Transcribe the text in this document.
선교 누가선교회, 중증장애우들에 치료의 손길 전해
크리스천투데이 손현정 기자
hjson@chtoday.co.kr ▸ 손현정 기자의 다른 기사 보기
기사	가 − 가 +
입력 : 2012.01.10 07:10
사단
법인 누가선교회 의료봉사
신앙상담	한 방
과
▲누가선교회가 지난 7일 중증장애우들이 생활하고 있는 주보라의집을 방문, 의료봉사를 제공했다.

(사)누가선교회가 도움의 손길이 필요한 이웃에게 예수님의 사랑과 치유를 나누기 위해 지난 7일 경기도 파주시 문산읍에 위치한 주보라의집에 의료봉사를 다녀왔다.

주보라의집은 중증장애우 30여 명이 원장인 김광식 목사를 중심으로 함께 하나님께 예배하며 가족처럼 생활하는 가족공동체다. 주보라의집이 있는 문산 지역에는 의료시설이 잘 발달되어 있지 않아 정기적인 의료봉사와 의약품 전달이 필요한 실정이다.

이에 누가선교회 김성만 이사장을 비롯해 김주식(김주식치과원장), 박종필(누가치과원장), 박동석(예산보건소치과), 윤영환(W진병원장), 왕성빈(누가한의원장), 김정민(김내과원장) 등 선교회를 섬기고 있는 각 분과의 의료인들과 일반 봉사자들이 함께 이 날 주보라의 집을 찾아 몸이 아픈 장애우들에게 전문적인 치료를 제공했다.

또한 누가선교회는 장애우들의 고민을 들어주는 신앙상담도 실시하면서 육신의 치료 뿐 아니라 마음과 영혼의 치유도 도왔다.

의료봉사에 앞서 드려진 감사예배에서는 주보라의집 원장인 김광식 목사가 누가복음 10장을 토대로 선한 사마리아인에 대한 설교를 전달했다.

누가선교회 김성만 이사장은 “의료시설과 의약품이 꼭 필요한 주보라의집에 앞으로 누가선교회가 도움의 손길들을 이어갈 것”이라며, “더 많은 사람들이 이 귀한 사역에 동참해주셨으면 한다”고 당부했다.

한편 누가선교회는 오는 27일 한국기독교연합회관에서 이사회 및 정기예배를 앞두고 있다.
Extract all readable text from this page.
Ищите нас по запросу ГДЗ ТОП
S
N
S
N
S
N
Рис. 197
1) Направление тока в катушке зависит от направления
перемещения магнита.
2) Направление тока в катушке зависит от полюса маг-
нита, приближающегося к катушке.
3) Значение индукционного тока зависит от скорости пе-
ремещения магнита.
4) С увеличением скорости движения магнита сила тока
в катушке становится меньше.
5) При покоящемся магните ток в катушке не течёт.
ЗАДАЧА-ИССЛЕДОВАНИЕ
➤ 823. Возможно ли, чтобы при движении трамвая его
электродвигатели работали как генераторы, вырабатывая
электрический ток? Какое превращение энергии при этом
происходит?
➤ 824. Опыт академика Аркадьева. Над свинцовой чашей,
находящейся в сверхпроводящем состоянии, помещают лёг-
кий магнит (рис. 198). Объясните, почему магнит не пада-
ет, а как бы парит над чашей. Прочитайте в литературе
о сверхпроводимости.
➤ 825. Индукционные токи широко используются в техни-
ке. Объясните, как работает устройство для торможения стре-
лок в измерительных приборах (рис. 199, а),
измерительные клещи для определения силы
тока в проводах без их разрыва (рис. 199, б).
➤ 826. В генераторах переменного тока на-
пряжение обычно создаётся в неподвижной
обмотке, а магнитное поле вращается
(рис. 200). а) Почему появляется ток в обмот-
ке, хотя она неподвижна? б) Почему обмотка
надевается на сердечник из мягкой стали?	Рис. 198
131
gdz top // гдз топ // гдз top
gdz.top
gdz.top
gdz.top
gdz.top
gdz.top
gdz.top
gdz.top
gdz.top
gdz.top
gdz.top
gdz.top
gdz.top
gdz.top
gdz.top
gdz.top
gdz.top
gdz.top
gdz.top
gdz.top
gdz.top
========================
- _SHORT PROBLEM_:
The full set of records should be duplicated exactly.

- _FINISHED TASK_:
Transcribe the text in this document.
선교 누가선교회, 중증장애우들에 치료의 손길 전해
크리스천투데이 손현정 기자
hjson@chtoday.co.kr ▸ 손현정 기자의 다른 기사 보기
기사	가 − 가 +
입력 : 2012.01.10 07:10
사단
법인 누가선교회 의료봉사
신앙상담	한 방
과
▲누가선교회가 지난 7일 중증장애우들이 생활하고 있는 주보라의집을 방문, 의료봉사를 제공했다.

(사)누가선교회가 도움의 손길이 필요한 이웃에게 예수님의 사랑과 치유를 나누기 위해 지난 7일 경기도 파주시 문산읍에 위치한 주보라의집에 의료봉사를 다녀왔다.

주보라의집은 중증장애우 30여 명이 원장인 김광식 목사를 중심으로 함께 하나님께 예배하며 가족처럼 생활하는 가족공동체다. 주보라의집이 있는 문산 지역에는 의료시설이 잘 발달되어 있지 않아 정기적인 의료봉사와 의약품 전달이 필요한 실정이다.

이에 누가선교회 김성만 이사장을 비롯해 김주식(김주식치과원장), 박종필(누가치과원장), 박동석(예산보건소치과), 윤영환(W진병원장), 왕성빈(누가한의원장), 김정민(김내과원장) 등 선교회를 섬기고 있는 각 분과의 의료인들과 일반 봉사자들이 함께 이 날 주보라의 집을 찾아 몸이 아픈 장애우들에게 전문적인 치료를 제공했다.

또한 누가선교회는 장애우들의 고민을 들어주는 신앙상담도 실시하면서 육신의 치료 뿐 아니라 마음과 영혼의 치유도 도왔다.

의료봉사에 앞서 드려진 감사예배에서는 주보라의집 원장인 김광식 목사가 누가복음 10장을 토대로 선한 사마리아인에 대한 설교를 전달했다.

누가선교회 김성만 이사장은 “의료시설과 의약품이 꼭 필요한 주보라의집에 앞으로 누가선교회가 도움의 손길들을 이어갈 것”이라며, “더 많은 사람들이 이 귀한 사역에 동참해주셨으면 한다”고 당부했다.

한편 누가선교회는 오는 27일 한국기독교연합회관에서 이사회 및 정기예배를 앞두고 있다.
Extract all readable text from this page.
Ищите нас по запросу ГДЗ ТОП
S
N
S
N
S
N
Рис. 197
1) Направление тока в катушке зависит от направления
перемещения магнита.
2) Направление тока в катушке зависит от полюса маг-
нита, приближающегося к катушке.
3) Значение индукционного тока зависит от скорости пе-
ремещения магнита.
4) С увеличением скорости движения магнита сила тока
в катушке становится меньше.
5) При покоящемся магните ток в катушке не течёт.
ЗАДАЧА-ИССЛЕДОВАНИЕ
➤ 823. Возможно ли, чтобы при движении трамвая его
электродвигатели работали как генераторы, вырабатывая
электрический ток? Какое превращение энергии при этом
происходит?
➤ 824. Опыт академика Аркадьева. Над свинцовой чашей,
находящейся в сверхпроводящем состоянии, помещают лёг-
кий магнит (рис. 198). Объясните, почему магнит не пада-
ет, а как бы парит над чашей. Прочитайте в литературе
о сверхпроводимости.
➤ 825. Индукционные токи широко используются в техни-
ке. Объясните, как работает устройство для торможения стре-
лок в измерительных приборах (рис. 199, а),
измерительные клещи для определения силы
тока в проводах без их разрыва (рис. 199, б).
➤ 826. В генераторах переменного тока на-
пряжение обычно создаётся в неподвижной
обмотке, а магнитное поле вращается
(рис. 200). а) Почему появляется ток в обмот-
ке, хотя она неподвижна? б) Почему обмотка
надевается на сердечник из мягкой стали?	Рис. 198
131
gdz top // гдз топ // гдз top
gdz.top
gdz.top
gdz.top
gdz.top
gdz.top
gdz.top
gdz.top
gdz.top
gdz.top
gdz.top
gdz.top
gdz.top
gdz.top
gdz.top
gdz.top
gdz.top
gdz.top
gdz.top
gdz.top
gdz.top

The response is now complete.